Repeat the listing exactly as given, omitting every image.

[Extracts from a graphics dataset]
++++++++++++++++++++

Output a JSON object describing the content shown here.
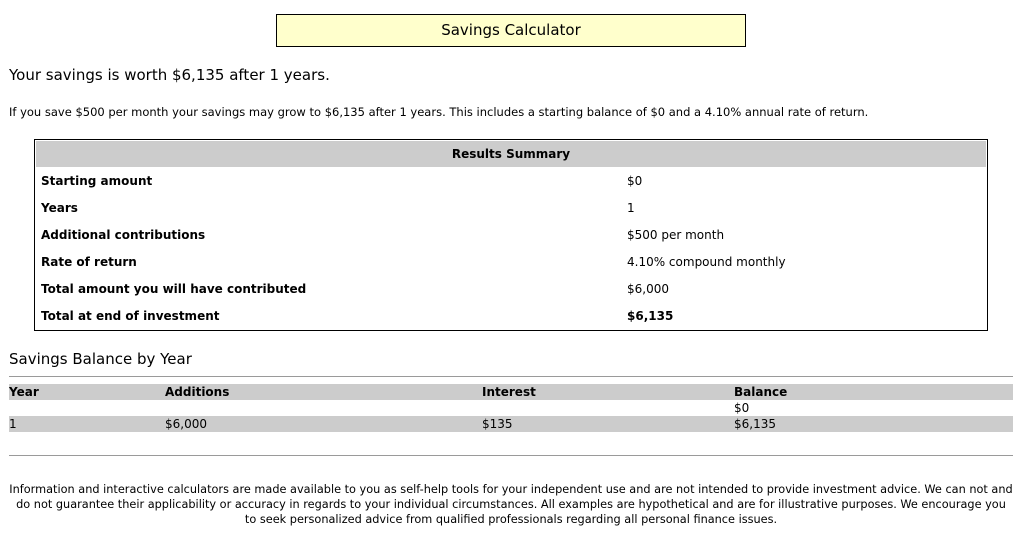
{
  "header": {
    "title": "Savings Calculator"
  },
  "result": {
    "headline": "Your savings is worth $6,135 after 1 years.",
    "intro": "If you save $500 per month your savings may grow to $6,135 after 1 years. This includes a starting balance of $0 and a 4.10% annual rate of return."
  },
  "summary": {
    "title": "Results Summary",
    "rows": [
      {
        "label": "Starting amount",
        "value": "$0"
      },
      {
        "label": "Years",
        "value": "1"
      },
      {
        "label": "Additional contributions",
        "value": "$500 per month"
      },
      {
        "label": "Rate of return",
        "value": "4.10% compound monthly"
      },
      {
        "label": "Total amount you will have contributed",
        "value": "$6,000"
      },
      {
        "label": "Total at end of investment",
        "value": "$6,135"
      }
    ]
  },
  "by_year": {
    "title": "Savings Balance by Year",
    "columns": [
      "Year",
      "Additions",
      "Interest",
      "Balance"
    ],
    "rows": [
      [
        "",
        "",
        "",
        "$0"
      ],
      [
        "1",
        "$6,000",
        "$135",
        "$6,135"
      ]
    ]
  },
  "disclaimer": "Information and interactive calculators are made available to you as self-help tools for your independent use and are not intended to provide investment advice. We can not and do not guarantee their applicability or accuracy in regards to your individual circumstances. All examples are hypothetical and are for illustrative purposes. We encourage you to seek personalized advice from qualified professionals regarding all personal finance issues."
}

++++++++++++++++++++

§ **EXPECTED ANSWER**:
Output a JSON object describing the content shown here.
{
  "header": {
    "title": "Savings Calculator"
  },
  "result": {
    "headline": "Your savings is worth $6,135 after 1 years.",
    "intro": "If you save $500 per month your savings may grow to $6,135 after 1 years. This includes a starting balance of $0 and a 4.10% annual rate of return."
  },
  "summary": {
    "title": "Results Summary",
    "rows": [
      {
        "label": "Starting amount",
        "value": "$0"
      },
      {
        "label": "Years",
        "value": "1"
      },
      {
        "label": "Additional contributions",
        "value": "$500 per month"
      },
      {
        "label": "Rate of return",
        "value": "4.10% compound monthly"
      },
      {
        "label": "Total amount you will have contributed",
        "value": "$6,000"
      },
      {
        "label": "Total at end of investment",
        "value": "$6,135"
      }
    ]
  },
  "by_year": {
    "title": "Savings Balance by Year",
    "columns": [
      "Year",
      "Additions",
      "Interest",
      "Balance"
    ],
    "rows": [
      [
        "",
        "",
        "",
        "$0"
      ],
      [
        "1",
        "$6,000",
        "$135",
        "$6,135"
      ]
    ]
  },
  "disclaimer": "Information and interactive calculators are made available to you as self-help tools for your independent use and are not intended to provide investment advice. We can not and do not guarantee their applicability or accuracy in regards to your individual circumstances. All examples are hypothetical and are for illustrative purposes. We encourage you to seek personalized advice from qualified professionals regarding all personal finance issues."
}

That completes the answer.